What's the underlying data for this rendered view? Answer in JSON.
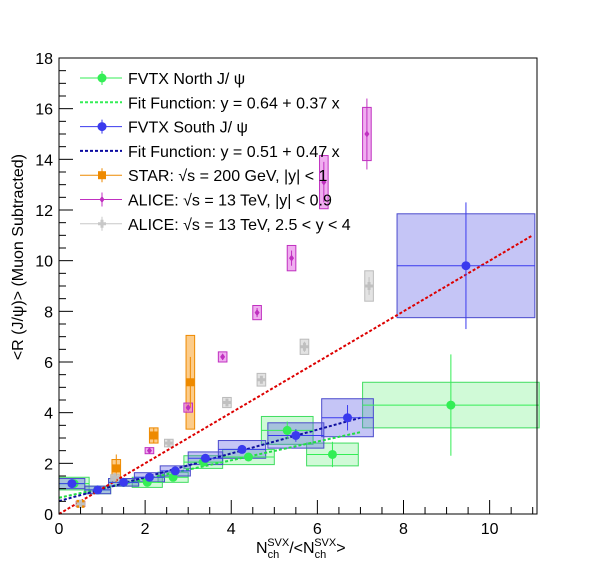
{
  "chart_data": {
    "type": "scatter",
    "title": "",
    "xlabel": "N_ch^SVX/<N_ch^SVX>",
    "xlabel_parts": {
      "n": "N",
      "ch": "ch",
      "svx": "SVX",
      "slash": "/<",
      "close": ">"
    },
    "ylabel": "<R (J/ψ)> (Muon Subtracted)",
    "xlim": [
      0,
      11.1
    ],
    "ylim": [
      0,
      18
    ],
    "x_ticks": [
      "0",
      "2",
      "4",
      "6",
      "8",
      "10"
    ],
    "y_ticks": [
      "0",
      "2",
      "4",
      "6",
      "8",
      "10",
      "12",
      "14",
      "16",
      "18"
    ],
    "grid": false,
    "legend_position": "top-left",
    "legend": [
      {
        "text": "FVTX North J/ ψ",
        "style": "marker",
        "color": "#33ee55"
      },
      {
        "text": "Fit Function: y = 0.64 + 0.37 x",
        "style": "dashed",
        "color": "#33ee55"
      },
      {
        "text": "FVTX South J/ ψ",
        "style": "marker",
        "color": "#3a3aee"
      },
      {
        "text": "Fit Function: y = 0.51 + 0.47 x",
        "style": "dashed",
        "color": "#0a0aa0"
      },
      {
        "text": "STAR:  √s = 200 GeV, |y| < 1",
        "style": "square",
        "color": "#ee8a00"
      },
      {
        "text": "ALICE:  √s = 13 TeV, |y| < 0.9",
        "style": "diamond",
        "color": "#c030c0"
      },
      {
        "text": "ALICE:  √s = 13 TeV, 2.5 < y < 4",
        "style": "cross",
        "color": "#c8c8c8"
      }
    ],
    "fits": [
      {
        "name": "Fit Function: y = 0.64 + 0.37 x",
        "intercept": 0.64,
        "slope": 0.37,
        "x_range": [
          0,
          7.0
        ],
        "color": "#22dd44"
      },
      {
        "name": "Fit Function: y = 0.51 + 0.47 x",
        "intercept": 0.51,
        "slope": 0.47,
        "x_range": [
          0,
          7.0
        ],
        "color": "#1010a0"
      },
      {
        "intercept": 0.0,
        "slope": 1.0,
        "x_range": [
          0,
          11.0
        ],
        "color": "#dd0000"
      }
    ],
    "series": [
      {
        "name": "FVTX North J/ ψ",
        "marker": "circle",
        "color": "#33ee55",
        "box_fill": "rgba(120,240,140,0.35)",
        "box_stroke": "#40dd60",
        "points": [
          {
            "x": 0.35,
            "y": 1.2,
            "xerr": 0.35,
            "yerr": 0.05,
            "sys": 0.25
          },
          {
            "x": 0.9,
            "y": 0.95,
            "xerr": 0.3,
            "yerr": 0.05,
            "sys": 0.15
          },
          {
            "x": 1.5,
            "y": 1.25,
            "xerr": 0.35,
            "yerr": 0.05,
            "sys": 0.15
          },
          {
            "x": 2.05,
            "y": 1.25,
            "xerr": 0.35,
            "yerr": 0.06,
            "sys": 0.2
          },
          {
            "x": 2.65,
            "y": 1.45,
            "xerr": 0.35,
            "yerr": 0.07,
            "sys": 0.2
          },
          {
            "x": 3.35,
            "y": 2.05,
            "xerr": 0.45,
            "yerr": 0.1,
            "sys": 0.25
          },
          {
            "x": 4.4,
            "y": 2.25,
            "xerr": 0.6,
            "yerr": 0.15,
            "sys": 0.3
          },
          {
            "x": 5.3,
            "y": 3.3,
            "xerr": 0.6,
            "yerr": 0.35,
            "sys": 0.55
          },
          {
            "x": 6.35,
            "y": 2.35,
            "xerr": 0.6,
            "yerr": 0.5,
            "sys": 0.45
          },
          {
            "x": 9.1,
            "y": 4.3,
            "xerr": 2.05,
            "yerr": 2.0,
            "sys": 0.9
          }
        ]
      },
      {
        "name": "FVTX South J/ ψ",
        "marker": "circle",
        "color": "#3a3aee",
        "box_fill": "rgba(90,90,230,0.35)",
        "box_stroke": "#4a4acc",
        "points": [
          {
            "x": 0.3,
            "y": 1.2,
            "xerr": 0.3,
            "yerr": 0.05,
            "sys": 0.2
          },
          {
            "x": 0.9,
            "y": 0.95,
            "xerr": 0.3,
            "yerr": 0.05,
            "sys": 0.15
          },
          {
            "x": 1.5,
            "y": 1.25,
            "xerr": 0.35,
            "yerr": 0.05,
            "sys": 0.15
          },
          {
            "x": 2.1,
            "y": 1.45,
            "xerr": 0.35,
            "yerr": 0.06,
            "sys": 0.18
          },
          {
            "x": 2.7,
            "y": 1.7,
            "xerr": 0.35,
            "yerr": 0.07,
            "sys": 0.2
          },
          {
            "x": 3.4,
            "y": 2.2,
            "xerr": 0.4,
            "yerr": 0.1,
            "sys": 0.25
          },
          {
            "x": 4.25,
            "y": 2.55,
            "xerr": 0.55,
            "yerr": 0.12,
            "sys": 0.35
          },
          {
            "x": 5.5,
            "y": 3.1,
            "xerr": 0.65,
            "yerr": 0.25,
            "sys": 0.5
          },
          {
            "x": 6.7,
            "y": 3.8,
            "xerr": 0.6,
            "yerr": 0.5,
            "sys": 0.75
          },
          {
            "x": 9.45,
            "y": 9.8,
            "xerr": 1.6,
            "yerr": 2.5,
            "sys": 2.05
          }
        ]
      },
      {
        "name": "STAR:  √s = 200 GeV, |y| < 1",
        "marker": "square",
        "color": "#ee8a00",
        "box_fill": "rgba(250,170,60,0.6)",
        "box_stroke": "#ee8a00",
        "points": [
          {
            "x": 0.5,
            "y": 0.4,
            "xerr": 0.0,
            "yerr": 0.08,
            "sys": 0.1
          },
          {
            "x": 1.33,
            "y": 1.8,
            "xerr": 0.0,
            "yerr": 0.55,
            "sys": 0.35
          },
          {
            "x": 2.2,
            "y": 3.1,
            "xerr": 0.0,
            "yerr": 0.3,
            "sys": 0.3
          },
          {
            "x": 3.05,
            "y": 5.2,
            "xerr": 0.0,
            "yerr": 1.0,
            "sys": 1.85
          }
        ]
      },
      {
        "name": "ALICE:  √s = 13 TeV, |y| < 0.9",
        "marker": "diamond",
        "color": "#c030c0",
        "box_fill": "rgba(230,120,230,0.6)",
        "box_stroke": "#c030c0",
        "points": [
          {
            "x": 0.5,
            "y": 0.4,
            "xerr": 0.0,
            "yerr": 0.08,
            "sys": 0.1
          },
          {
            "x": 2.1,
            "y": 2.5,
            "xerr": 0.0,
            "yerr": 0.05,
            "sys": 0.12
          },
          {
            "x": 3.0,
            "y": 4.2,
            "xerr": 0.0,
            "yerr": 0.1,
            "sys": 0.18
          },
          {
            "x": 3.8,
            "y": 6.2,
            "xerr": 0.0,
            "yerr": 0.12,
            "sys": 0.2
          },
          {
            "x": 4.6,
            "y": 7.95,
            "xerr": 0.0,
            "yerr": 0.18,
            "sys": 0.28
          },
          {
            "x": 5.4,
            "y": 10.1,
            "xerr": 0.0,
            "yerr": 0.3,
            "sys": 0.5
          },
          {
            "x": 6.15,
            "y": 13.1,
            "xerr": 0.0,
            "yerr": 0.8,
            "sys": 1.05
          },
          {
            "x": 7.15,
            "y": 15.0,
            "xerr": 0.0,
            "yerr": 1.4,
            "sys": 1.05
          }
        ]
      },
      {
        "name": "ALICE:  √s = 13 TeV, 2.5 < y < 4",
        "marker": "cross",
        "color": "#c0c0c0",
        "box_fill": "rgba(215,215,215,0.7)",
        "box_stroke": "#bbbbbb",
        "points": [
          {
            "x": 0.5,
            "y": 0.4,
            "xerr": 0.0,
            "yerr": 0.05,
            "sys": 0.08
          },
          {
            "x": 1.3,
            "y": 1.45,
            "xerr": 0.0,
            "yerr": 0.06,
            "sys": 0.1
          },
          {
            "x": 2.55,
            "y": 2.8,
            "xerr": 0.0,
            "yerr": 0.08,
            "sys": 0.15
          },
          {
            "x": 3.9,
            "y": 4.4,
            "xerr": 0.0,
            "yerr": 0.1,
            "sys": 0.2
          },
          {
            "x": 4.7,
            "y": 5.3,
            "xerr": 0.0,
            "yerr": 0.15,
            "sys": 0.25
          },
          {
            "x": 5.7,
            "y": 6.6,
            "xerr": 0.0,
            "yerr": 0.2,
            "sys": 0.3
          },
          {
            "x": 7.2,
            "y": 9.0,
            "xerr": 0.0,
            "yerr": 0.35,
            "sys": 0.6
          }
        ]
      }
    ]
  }
}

===============

= PROBLEM TO WORK ON =
Go through the records and gather the lines that hold "text".

= COMPLETE RESPONSE =
        "text": "FVTX North J/ ψ",
        "text": "Fit Function: y = 0.64 + 0.37 x",
        "text": "FVTX South J/ ψ",
        "text": "Fit Function: y = 0.51 + 0.47 x",
        "text": "STAR:  √s = 200 GeV, |y| < 1",
        "text": "ALICE:  √s = 13 TeV, |y| < 0.9",
        "text": "ALICE:  √s = 13 TeV, 2.5 < y < 4",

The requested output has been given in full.